▶ [Set exercise] Word for word, repeat the entries, minus the pictures.

A run of records
* * * * * * *
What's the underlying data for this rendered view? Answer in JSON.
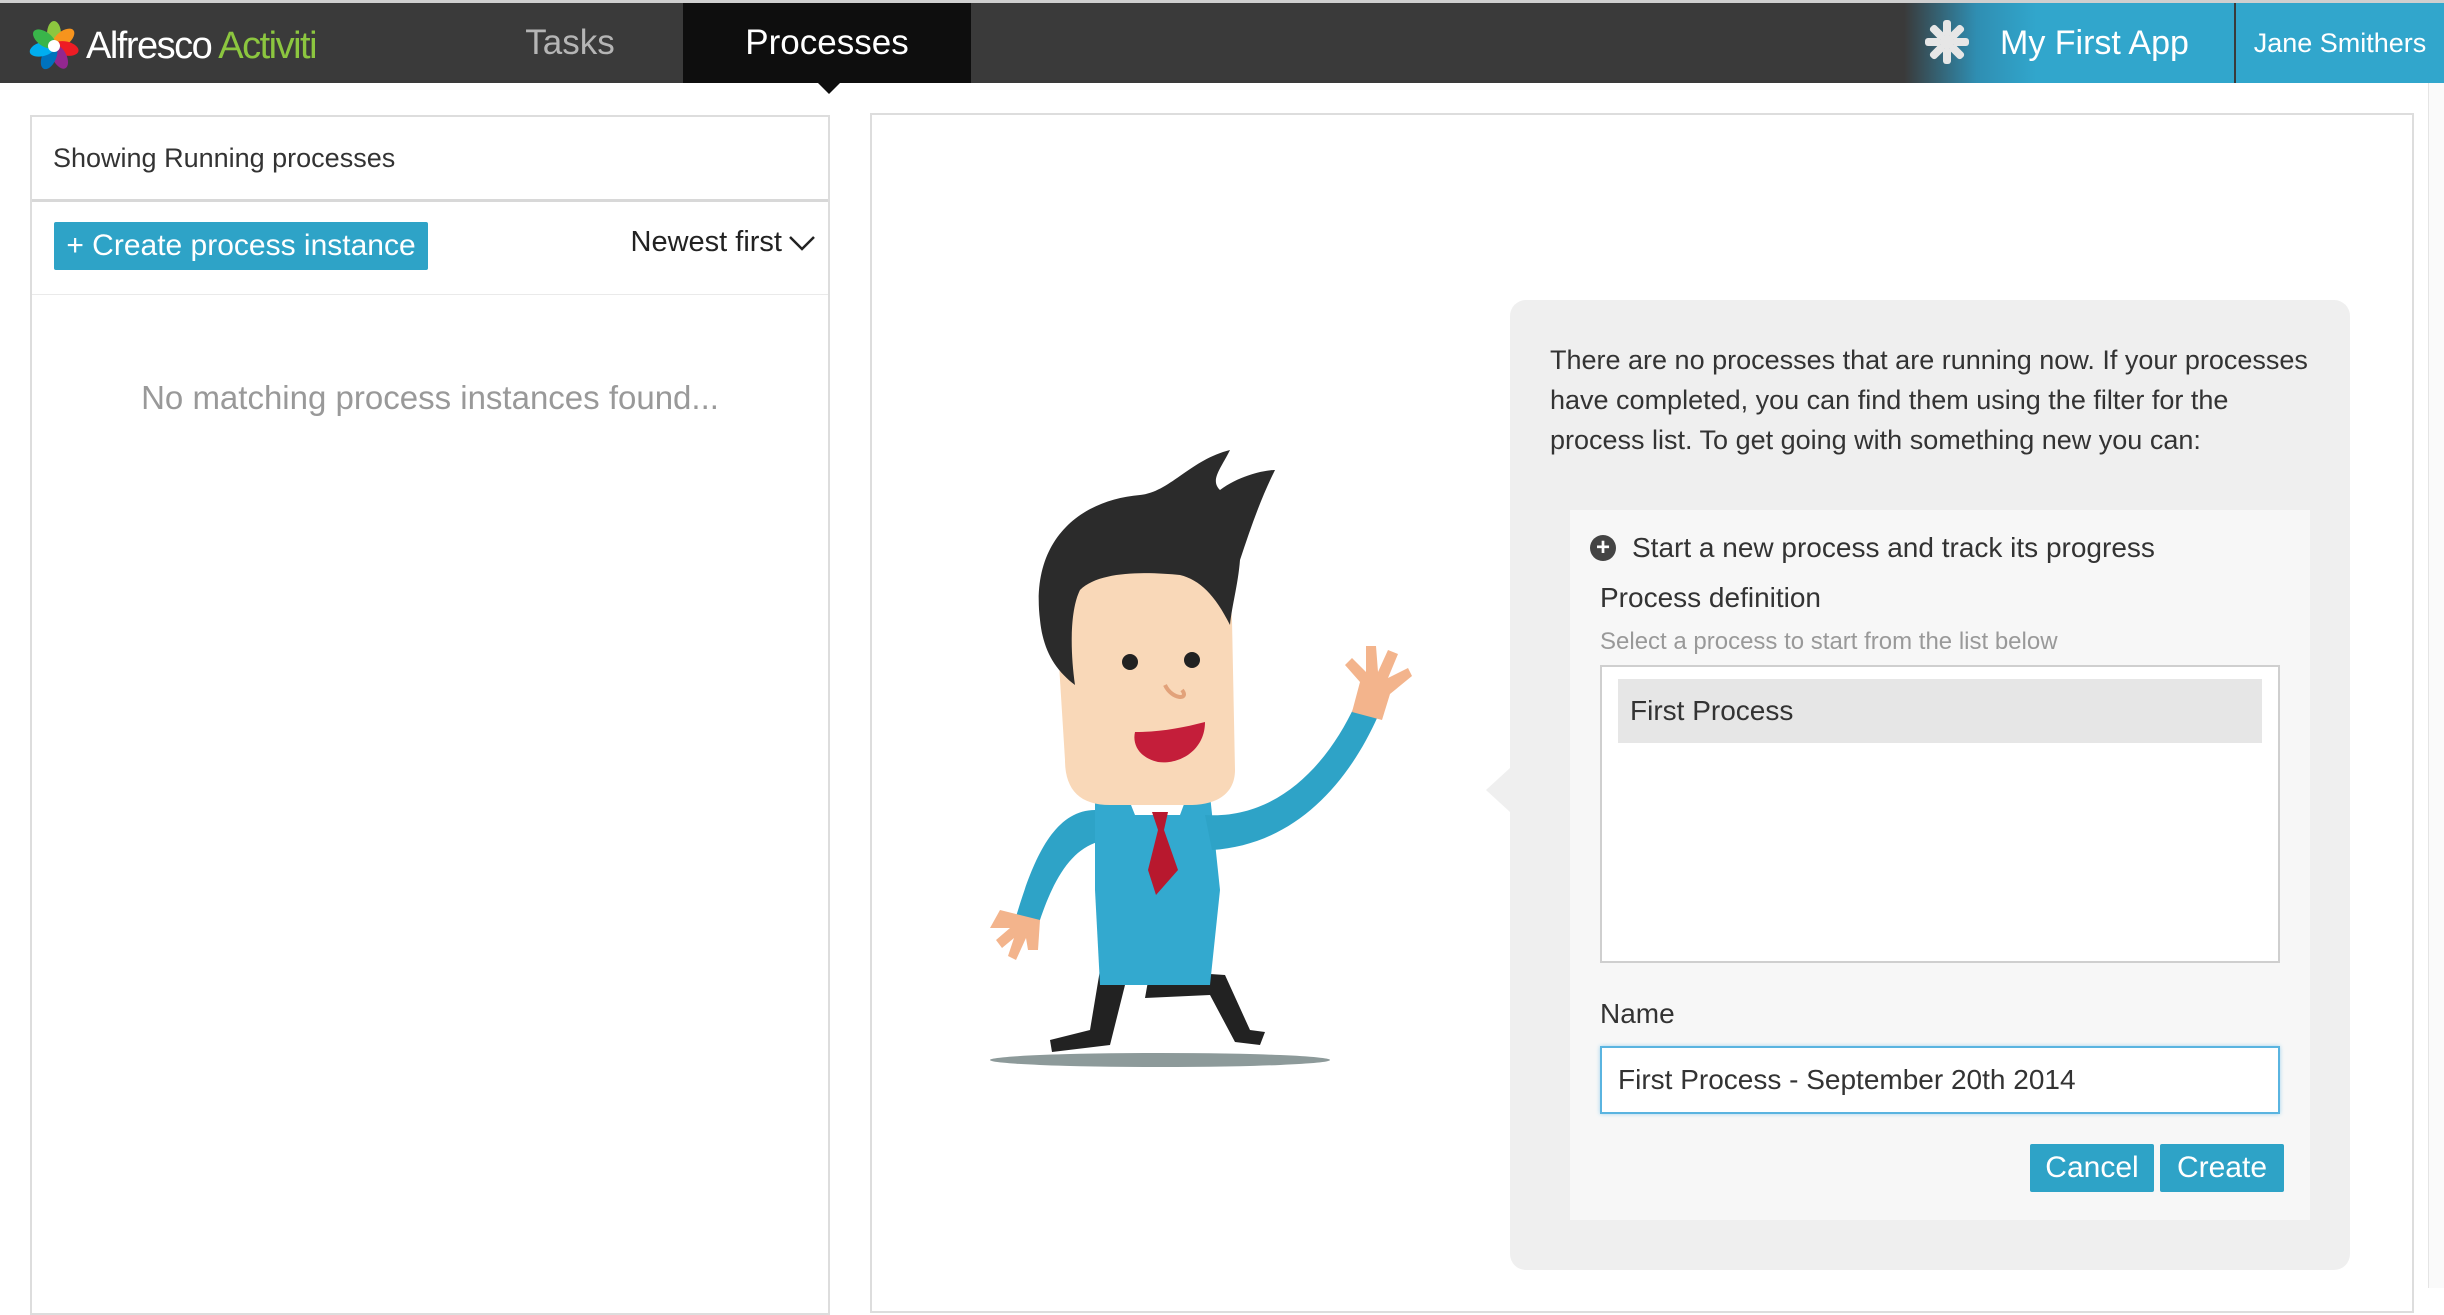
{
  "header": {
    "logo_text_1": "Alfresco",
    "logo_text_2": "Activiti",
    "tabs": [
      {
        "label": "Tasks",
        "active": false
      },
      {
        "label": "Processes",
        "active": true
      }
    ],
    "app_name": "My First App",
    "user_name": "Jane Smithers",
    "icons": [
      "alfresco-logo-icon",
      "app-asterisk-icon"
    ]
  },
  "sidebar": {
    "header": "Showing Running processes",
    "create_button": "+ Create process instance",
    "sort_label": "Newest first",
    "empty_message": "No matching process instances found..."
  },
  "main": {
    "intro_text": "There are no processes that are running now. If your processes have completed, you can find them using the filter for the process list. To get going with something new you can:",
    "form": {
      "title": "Start a new process and track its progress",
      "definition_label": "Process definition",
      "definition_hint": "Select a process to start from the list below",
      "definitions": [
        "First Process"
      ],
      "name_label": "Name",
      "name_value": "First Process - September 20th 2014",
      "cancel_label": "Cancel",
      "create_label": "Create"
    }
  },
  "colors": {
    "accent": "#2ea3c7",
    "topbar": "#3a3a3a",
    "active_tab": "#0e0e0e",
    "logo_green": "#8cc63f"
  }
}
* * * * * * *
▶ [Task solution]
What's the underlying data for this rendered view? Answer in JSON.
{
  "header": {
    "logo_text_1": "Alfresco",
    "logo_text_2": "Activiti",
    "tabs": [
      {
        "label": "Tasks",
        "active": false
      },
      {
        "label": "Processes",
        "active": true
      }
    ],
    "app_name": "My First App",
    "user_name": "Jane Smithers",
    "icons": [
      "alfresco-logo-icon",
      "app-asterisk-icon"
    ]
  },
  "sidebar": {
    "header": "Showing Running processes",
    "create_button": "+ Create process instance",
    "sort_label": "Newest first",
    "empty_message": "No matching process instances found..."
  },
  "main": {
    "intro_text": "There are no processes that are running now. If your processes have completed, you can find them using the filter for the process list. To get going with something new you can:",
    "form": {
      "title": "Start a new process and track its progress",
      "definition_label": "Process definition",
      "definition_hint": "Select a process to start from the list below",
      "definitions": [
        "First Process"
      ],
      "name_label": "Name",
      "name_value": "First Process - September 20th 2014",
      "cancel_label": "Cancel",
      "create_label": "Create"
    }
  },
  "colors": {
    "accent": "#2ea3c7",
    "topbar": "#3a3a3a",
    "active_tab": "#0e0e0e",
    "logo_green": "#8cc63f"
  }
}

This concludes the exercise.